> _STATED TASK_
Gather from the material every line that contains the string "штата".

> _DATASET EXTRACT_
— BEGIN —
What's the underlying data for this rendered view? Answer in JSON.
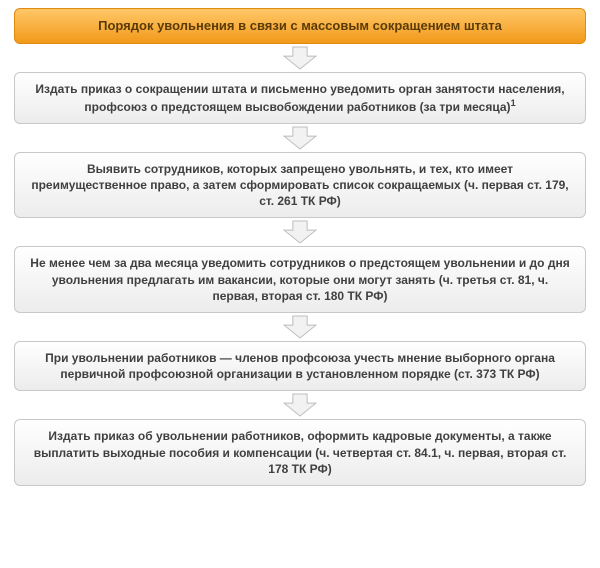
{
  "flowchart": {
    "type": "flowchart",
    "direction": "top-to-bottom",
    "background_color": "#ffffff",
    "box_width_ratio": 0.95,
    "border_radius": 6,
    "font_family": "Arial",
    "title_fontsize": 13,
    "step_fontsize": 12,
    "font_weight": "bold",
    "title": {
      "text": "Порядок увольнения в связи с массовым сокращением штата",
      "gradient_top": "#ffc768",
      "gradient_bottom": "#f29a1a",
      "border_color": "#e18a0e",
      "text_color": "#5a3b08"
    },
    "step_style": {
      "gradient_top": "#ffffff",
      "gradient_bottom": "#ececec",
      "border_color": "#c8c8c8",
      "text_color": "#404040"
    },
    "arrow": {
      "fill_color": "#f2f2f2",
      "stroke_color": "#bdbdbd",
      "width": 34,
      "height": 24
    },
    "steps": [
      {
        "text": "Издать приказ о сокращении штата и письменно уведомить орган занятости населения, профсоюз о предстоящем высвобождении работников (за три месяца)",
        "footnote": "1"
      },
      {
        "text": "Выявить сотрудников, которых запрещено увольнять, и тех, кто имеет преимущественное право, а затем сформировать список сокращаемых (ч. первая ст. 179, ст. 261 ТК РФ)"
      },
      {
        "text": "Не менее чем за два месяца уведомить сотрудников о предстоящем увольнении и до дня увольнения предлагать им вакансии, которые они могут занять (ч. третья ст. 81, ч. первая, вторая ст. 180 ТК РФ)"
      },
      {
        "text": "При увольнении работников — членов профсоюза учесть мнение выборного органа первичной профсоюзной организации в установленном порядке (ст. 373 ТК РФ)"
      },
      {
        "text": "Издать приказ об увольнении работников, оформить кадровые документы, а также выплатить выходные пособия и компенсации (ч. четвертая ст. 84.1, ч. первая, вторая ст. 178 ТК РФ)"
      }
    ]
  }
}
— END —
— BEGIN —
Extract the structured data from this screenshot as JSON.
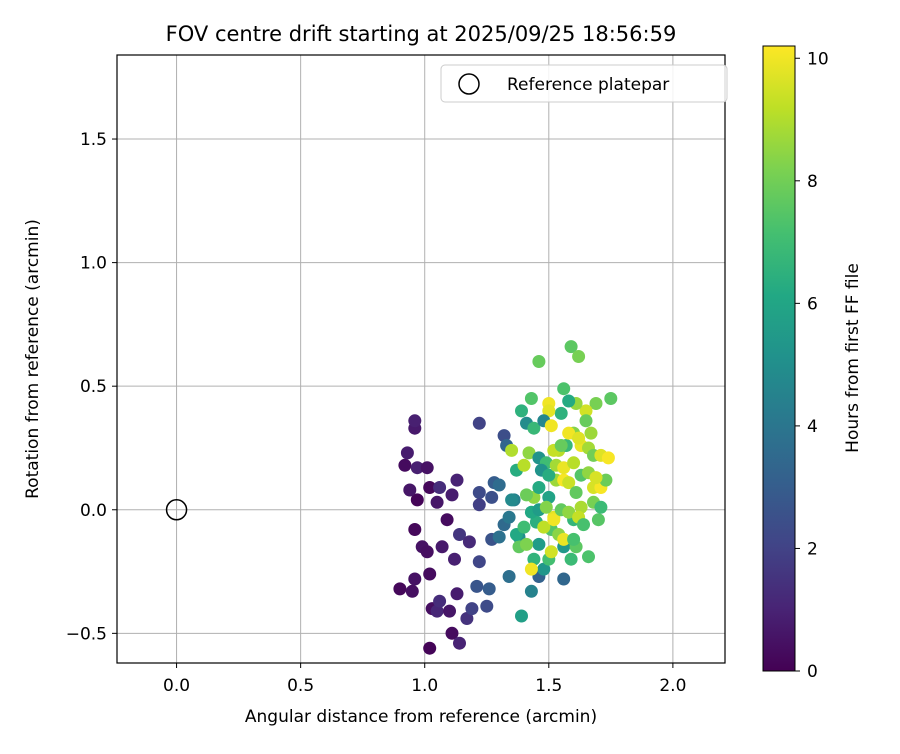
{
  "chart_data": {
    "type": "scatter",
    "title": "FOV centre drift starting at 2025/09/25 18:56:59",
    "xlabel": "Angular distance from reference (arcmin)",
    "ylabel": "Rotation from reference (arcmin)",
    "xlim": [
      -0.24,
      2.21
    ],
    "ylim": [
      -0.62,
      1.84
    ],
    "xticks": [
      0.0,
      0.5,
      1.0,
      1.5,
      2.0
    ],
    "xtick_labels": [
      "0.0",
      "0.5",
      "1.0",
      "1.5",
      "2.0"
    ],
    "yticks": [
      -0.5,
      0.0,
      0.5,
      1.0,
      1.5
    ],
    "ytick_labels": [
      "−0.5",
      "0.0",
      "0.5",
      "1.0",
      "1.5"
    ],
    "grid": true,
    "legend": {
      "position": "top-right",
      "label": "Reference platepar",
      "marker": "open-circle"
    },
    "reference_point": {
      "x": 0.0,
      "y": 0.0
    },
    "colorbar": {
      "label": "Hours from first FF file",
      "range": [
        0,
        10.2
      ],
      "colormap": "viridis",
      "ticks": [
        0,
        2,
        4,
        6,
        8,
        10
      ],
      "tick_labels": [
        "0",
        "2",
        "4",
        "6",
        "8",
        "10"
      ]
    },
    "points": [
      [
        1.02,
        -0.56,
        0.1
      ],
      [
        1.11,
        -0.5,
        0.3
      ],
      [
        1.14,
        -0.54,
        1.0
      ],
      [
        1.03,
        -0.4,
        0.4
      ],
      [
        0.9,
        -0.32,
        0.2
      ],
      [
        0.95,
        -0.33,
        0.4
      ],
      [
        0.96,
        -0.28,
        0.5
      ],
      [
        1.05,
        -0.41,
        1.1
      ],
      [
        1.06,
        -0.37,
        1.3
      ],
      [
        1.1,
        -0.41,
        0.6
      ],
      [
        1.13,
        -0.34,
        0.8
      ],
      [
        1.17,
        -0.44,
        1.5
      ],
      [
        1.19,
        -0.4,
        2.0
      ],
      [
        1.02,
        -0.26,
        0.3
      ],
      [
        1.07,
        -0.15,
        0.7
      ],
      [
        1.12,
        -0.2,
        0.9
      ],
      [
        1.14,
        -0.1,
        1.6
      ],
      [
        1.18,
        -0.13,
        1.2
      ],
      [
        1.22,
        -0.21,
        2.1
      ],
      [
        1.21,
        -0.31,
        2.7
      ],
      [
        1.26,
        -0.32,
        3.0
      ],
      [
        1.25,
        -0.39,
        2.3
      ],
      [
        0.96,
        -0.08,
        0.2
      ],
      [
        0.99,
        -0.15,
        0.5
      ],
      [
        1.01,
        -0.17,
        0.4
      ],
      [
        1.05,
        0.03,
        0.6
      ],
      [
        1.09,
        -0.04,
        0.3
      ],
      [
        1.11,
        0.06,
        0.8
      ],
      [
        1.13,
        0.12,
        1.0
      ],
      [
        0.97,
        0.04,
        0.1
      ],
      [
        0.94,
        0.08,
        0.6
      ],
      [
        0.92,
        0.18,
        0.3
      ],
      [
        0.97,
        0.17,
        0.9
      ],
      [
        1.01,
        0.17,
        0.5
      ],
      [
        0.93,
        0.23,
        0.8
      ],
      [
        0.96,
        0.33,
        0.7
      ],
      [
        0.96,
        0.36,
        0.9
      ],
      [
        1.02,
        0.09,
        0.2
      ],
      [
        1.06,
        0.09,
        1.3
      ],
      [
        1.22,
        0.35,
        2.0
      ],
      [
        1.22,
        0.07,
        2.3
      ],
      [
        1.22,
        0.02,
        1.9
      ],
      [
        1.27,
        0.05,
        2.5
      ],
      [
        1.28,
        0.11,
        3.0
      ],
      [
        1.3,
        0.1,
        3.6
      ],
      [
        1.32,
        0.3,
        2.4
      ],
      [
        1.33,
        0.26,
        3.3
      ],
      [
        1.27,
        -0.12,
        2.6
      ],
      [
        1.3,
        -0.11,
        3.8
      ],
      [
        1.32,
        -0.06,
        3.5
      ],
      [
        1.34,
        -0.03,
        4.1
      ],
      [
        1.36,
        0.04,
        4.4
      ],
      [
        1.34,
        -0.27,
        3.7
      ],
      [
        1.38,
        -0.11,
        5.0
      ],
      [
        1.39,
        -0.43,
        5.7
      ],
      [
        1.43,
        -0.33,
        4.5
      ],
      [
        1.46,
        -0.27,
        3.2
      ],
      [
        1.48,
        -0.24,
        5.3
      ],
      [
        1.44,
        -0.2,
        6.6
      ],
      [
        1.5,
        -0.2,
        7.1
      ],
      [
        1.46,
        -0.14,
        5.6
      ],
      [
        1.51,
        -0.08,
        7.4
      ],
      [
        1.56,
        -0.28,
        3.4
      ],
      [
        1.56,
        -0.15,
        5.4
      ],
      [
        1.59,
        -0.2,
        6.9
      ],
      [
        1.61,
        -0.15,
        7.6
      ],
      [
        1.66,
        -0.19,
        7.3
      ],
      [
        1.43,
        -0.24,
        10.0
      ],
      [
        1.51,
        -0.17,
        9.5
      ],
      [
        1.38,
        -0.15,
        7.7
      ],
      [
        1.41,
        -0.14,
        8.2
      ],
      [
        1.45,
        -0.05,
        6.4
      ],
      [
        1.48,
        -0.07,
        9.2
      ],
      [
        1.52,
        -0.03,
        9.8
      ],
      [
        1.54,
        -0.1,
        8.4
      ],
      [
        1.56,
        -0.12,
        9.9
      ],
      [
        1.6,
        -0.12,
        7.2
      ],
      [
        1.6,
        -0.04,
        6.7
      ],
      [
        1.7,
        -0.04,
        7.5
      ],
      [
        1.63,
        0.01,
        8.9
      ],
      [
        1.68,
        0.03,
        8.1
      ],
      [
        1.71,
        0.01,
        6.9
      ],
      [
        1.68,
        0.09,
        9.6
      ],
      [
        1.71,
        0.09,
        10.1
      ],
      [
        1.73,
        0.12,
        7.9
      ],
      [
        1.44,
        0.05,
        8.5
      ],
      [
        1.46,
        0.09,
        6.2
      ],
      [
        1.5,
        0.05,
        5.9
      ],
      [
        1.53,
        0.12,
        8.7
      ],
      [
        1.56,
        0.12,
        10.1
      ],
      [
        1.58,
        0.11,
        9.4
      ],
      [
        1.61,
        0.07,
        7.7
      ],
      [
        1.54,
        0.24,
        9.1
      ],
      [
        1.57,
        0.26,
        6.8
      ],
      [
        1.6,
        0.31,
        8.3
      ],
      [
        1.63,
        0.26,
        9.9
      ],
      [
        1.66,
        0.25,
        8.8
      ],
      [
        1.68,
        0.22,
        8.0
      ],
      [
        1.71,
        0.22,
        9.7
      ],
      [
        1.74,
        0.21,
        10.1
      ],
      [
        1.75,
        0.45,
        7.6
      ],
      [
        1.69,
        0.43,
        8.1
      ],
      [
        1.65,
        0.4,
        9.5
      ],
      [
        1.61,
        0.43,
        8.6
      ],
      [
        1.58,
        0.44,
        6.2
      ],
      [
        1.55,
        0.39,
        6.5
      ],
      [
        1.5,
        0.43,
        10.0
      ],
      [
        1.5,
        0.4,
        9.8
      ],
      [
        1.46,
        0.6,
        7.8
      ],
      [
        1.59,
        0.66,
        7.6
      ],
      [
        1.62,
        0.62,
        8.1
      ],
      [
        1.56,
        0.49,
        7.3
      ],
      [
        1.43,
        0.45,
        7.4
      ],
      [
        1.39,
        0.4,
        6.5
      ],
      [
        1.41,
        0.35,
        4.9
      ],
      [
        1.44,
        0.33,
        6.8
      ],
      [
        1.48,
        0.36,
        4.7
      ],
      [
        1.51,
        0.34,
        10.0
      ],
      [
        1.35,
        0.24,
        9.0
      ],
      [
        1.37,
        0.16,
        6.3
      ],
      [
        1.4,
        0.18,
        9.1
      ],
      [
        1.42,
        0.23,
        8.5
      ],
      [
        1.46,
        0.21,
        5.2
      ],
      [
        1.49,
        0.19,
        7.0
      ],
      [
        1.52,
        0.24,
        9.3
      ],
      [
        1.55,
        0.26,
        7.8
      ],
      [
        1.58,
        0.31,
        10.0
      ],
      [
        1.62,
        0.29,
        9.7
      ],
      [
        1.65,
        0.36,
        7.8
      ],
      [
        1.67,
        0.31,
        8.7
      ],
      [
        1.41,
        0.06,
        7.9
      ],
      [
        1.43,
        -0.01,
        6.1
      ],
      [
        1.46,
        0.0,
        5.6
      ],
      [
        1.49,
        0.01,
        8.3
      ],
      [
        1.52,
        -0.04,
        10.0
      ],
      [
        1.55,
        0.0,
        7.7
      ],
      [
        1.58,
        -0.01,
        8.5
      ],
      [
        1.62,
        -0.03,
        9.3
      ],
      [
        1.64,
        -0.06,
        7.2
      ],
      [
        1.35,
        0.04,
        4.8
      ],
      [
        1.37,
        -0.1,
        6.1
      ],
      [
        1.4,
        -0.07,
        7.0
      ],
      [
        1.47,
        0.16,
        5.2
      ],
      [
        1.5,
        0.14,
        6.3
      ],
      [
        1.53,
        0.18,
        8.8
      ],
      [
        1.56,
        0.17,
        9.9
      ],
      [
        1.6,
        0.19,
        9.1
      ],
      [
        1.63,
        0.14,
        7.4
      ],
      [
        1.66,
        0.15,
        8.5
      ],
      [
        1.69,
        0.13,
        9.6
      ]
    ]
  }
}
— END —
> _SOLUTION_
      "text": "Порядок увольнения в связи с массовым сокращением штата",
        "text": "Издать приказ о сокращении штата и письменно уведомить орган занятости населения, профсоюз о предстоящем высвобождении работников (за три месяца)",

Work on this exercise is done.